Your instructions:
Select each line where the word "xlabel" appears.

Rows from a figure dataset:

· · · ·

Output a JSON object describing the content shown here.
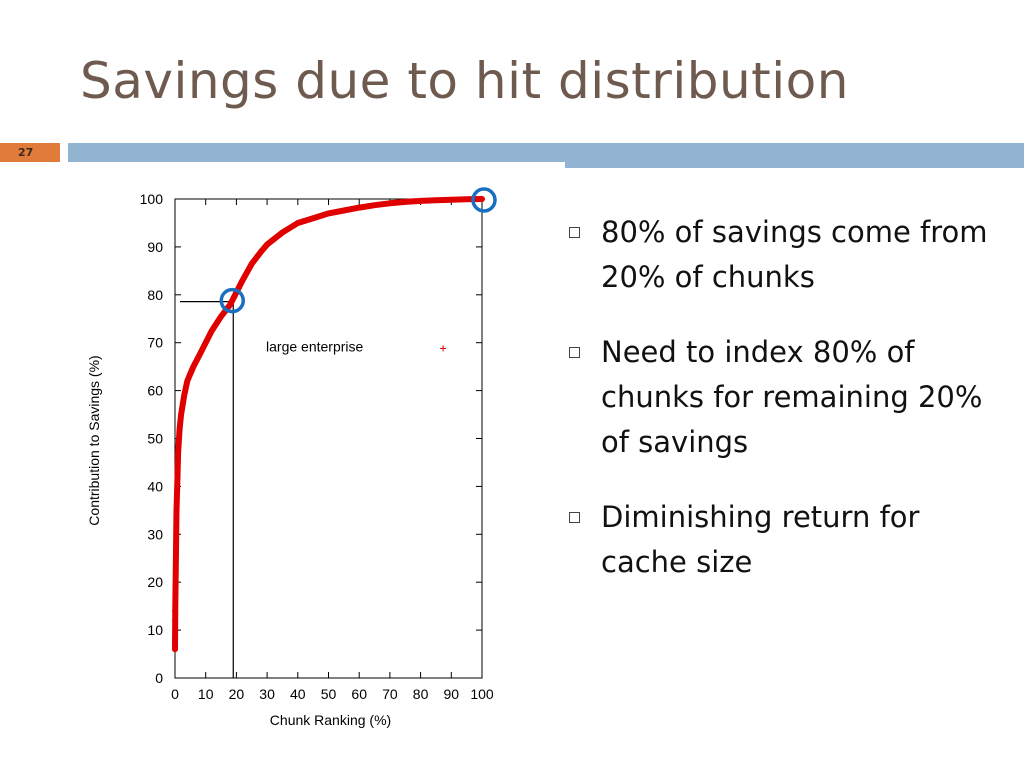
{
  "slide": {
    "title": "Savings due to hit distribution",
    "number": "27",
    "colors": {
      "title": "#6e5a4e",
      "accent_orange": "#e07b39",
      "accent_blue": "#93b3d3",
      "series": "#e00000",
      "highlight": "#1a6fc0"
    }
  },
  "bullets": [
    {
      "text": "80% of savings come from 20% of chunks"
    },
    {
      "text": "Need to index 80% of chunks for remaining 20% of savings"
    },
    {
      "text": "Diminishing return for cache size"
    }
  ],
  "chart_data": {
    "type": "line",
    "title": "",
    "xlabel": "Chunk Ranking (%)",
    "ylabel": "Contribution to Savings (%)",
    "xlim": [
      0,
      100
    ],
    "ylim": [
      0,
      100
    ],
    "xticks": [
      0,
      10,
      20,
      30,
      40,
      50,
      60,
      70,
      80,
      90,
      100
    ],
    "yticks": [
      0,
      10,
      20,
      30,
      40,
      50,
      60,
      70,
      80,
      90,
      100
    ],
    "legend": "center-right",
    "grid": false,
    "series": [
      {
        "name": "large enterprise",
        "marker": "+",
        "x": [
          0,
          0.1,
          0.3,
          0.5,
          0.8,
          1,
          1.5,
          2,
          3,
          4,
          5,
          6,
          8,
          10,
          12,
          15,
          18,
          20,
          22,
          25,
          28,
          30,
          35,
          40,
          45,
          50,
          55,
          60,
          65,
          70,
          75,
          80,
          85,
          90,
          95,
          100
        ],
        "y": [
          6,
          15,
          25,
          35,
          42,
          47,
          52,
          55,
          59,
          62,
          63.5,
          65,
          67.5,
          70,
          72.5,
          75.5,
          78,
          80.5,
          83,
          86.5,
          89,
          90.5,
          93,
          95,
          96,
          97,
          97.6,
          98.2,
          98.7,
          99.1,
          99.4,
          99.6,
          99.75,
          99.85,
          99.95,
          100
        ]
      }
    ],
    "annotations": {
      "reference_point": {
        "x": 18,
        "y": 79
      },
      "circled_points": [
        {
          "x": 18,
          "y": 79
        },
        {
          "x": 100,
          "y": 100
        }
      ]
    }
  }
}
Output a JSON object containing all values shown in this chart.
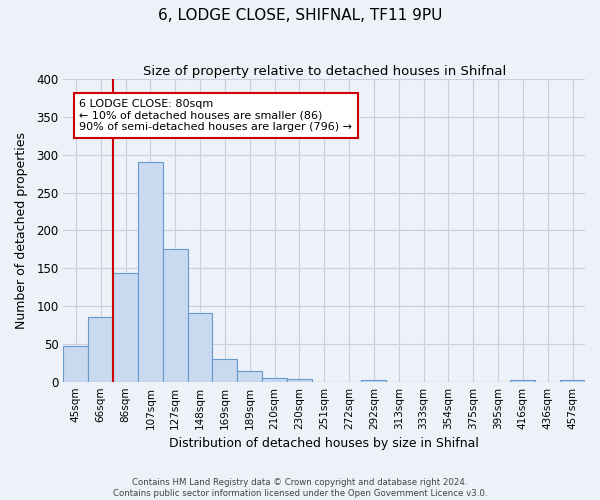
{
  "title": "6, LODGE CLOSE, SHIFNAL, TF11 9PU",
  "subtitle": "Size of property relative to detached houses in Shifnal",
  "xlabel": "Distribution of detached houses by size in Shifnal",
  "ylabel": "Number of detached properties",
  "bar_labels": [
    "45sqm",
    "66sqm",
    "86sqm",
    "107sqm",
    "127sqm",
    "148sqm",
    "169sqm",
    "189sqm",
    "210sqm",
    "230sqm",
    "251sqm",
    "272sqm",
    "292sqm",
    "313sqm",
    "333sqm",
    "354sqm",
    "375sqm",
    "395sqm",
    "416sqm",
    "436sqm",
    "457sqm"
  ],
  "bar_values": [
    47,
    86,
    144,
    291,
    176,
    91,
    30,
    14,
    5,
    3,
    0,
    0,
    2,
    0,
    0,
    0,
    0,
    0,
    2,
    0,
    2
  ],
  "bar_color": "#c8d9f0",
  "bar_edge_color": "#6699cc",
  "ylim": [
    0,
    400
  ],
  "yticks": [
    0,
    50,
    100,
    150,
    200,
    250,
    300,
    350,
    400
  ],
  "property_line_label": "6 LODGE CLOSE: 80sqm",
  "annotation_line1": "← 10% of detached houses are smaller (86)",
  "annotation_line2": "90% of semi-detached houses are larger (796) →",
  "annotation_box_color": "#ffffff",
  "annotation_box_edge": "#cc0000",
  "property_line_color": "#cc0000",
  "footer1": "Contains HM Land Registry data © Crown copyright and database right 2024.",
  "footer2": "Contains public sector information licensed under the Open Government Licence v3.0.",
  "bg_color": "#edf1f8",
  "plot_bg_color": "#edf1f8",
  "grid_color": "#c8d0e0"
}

· · · ·

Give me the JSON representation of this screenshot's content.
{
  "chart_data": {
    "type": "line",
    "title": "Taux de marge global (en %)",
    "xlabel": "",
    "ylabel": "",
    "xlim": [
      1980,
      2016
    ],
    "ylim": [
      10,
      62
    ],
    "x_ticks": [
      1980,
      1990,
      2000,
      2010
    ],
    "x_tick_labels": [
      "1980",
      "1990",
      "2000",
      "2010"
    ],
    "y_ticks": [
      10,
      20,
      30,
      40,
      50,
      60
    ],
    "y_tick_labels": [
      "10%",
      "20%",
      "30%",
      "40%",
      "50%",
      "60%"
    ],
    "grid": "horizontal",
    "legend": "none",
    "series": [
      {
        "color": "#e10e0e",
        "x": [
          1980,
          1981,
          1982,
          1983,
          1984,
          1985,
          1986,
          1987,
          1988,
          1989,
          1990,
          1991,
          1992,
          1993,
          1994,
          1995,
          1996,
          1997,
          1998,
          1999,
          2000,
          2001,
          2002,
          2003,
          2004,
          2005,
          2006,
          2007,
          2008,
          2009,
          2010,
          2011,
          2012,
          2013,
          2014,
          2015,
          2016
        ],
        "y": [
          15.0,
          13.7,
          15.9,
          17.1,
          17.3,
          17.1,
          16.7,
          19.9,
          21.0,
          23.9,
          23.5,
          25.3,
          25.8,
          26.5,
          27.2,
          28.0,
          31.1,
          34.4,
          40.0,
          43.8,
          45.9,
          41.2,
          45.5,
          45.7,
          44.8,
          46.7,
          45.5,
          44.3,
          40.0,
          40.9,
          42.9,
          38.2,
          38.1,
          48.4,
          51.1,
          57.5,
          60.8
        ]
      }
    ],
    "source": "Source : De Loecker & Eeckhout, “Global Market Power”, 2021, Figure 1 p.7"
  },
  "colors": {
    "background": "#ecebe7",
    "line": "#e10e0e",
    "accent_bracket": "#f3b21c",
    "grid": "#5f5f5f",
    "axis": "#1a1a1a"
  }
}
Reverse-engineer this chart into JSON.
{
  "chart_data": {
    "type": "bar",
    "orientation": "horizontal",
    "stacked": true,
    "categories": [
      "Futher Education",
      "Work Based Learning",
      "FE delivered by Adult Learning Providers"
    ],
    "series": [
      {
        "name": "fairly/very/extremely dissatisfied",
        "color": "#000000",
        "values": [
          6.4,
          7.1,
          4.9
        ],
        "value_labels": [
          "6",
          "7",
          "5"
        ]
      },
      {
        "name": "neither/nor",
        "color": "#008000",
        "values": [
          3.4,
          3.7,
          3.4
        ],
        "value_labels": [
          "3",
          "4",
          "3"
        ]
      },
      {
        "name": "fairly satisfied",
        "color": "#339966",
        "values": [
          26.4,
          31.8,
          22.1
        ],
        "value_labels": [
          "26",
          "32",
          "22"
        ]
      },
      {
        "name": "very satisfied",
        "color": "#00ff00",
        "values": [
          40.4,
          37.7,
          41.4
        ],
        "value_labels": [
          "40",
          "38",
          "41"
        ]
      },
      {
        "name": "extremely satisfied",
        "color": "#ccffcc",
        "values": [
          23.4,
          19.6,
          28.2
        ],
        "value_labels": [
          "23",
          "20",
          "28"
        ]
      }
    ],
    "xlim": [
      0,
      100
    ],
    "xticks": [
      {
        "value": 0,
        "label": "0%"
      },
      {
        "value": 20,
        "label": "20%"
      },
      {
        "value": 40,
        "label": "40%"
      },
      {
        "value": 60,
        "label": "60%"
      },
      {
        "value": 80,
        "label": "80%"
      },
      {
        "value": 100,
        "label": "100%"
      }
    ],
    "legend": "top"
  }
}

· · · ·

Task response:
    "xlabel": "Chunk Ranking (%)",
  "xlabel": "Distribution of detached houses by size in Shifnal",
    "xlabel": "",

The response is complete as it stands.